# [Your instructions]
In the entries below, find the lines that contain the word "Vset" and copy them.

# [Listed entries]
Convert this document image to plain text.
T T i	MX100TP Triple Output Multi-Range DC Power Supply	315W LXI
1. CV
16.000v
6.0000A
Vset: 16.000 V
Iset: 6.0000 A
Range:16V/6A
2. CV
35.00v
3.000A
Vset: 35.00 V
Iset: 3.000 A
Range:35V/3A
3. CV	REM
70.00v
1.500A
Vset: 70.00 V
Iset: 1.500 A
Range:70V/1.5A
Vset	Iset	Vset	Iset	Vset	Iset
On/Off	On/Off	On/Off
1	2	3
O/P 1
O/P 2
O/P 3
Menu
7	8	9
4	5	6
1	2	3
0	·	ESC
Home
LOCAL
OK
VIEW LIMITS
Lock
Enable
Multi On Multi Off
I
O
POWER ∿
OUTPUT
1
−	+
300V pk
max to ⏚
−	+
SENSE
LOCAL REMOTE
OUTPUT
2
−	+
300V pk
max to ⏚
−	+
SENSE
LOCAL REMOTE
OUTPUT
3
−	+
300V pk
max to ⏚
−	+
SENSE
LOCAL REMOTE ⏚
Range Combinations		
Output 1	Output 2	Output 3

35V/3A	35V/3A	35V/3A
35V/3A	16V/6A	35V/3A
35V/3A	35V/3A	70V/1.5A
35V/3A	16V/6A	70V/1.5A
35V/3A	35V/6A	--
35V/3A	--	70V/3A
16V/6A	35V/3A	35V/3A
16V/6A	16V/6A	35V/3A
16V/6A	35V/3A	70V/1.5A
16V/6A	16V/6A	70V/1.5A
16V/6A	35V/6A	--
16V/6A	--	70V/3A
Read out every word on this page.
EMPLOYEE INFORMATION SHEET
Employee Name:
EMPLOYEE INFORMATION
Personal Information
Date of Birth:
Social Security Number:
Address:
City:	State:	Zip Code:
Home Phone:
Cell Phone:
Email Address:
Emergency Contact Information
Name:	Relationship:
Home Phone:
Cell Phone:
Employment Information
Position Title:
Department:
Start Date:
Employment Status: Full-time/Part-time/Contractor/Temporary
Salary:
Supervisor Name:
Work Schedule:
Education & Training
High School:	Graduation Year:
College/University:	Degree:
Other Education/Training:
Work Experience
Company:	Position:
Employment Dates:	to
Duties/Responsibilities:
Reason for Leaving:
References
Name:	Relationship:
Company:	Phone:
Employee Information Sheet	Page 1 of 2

# [Exercise result]
Vset: 16.000 V
Vset: 35.00 V
Vset: 70.00 V
Vset	Iset	Vset	Iset	Vset	Iset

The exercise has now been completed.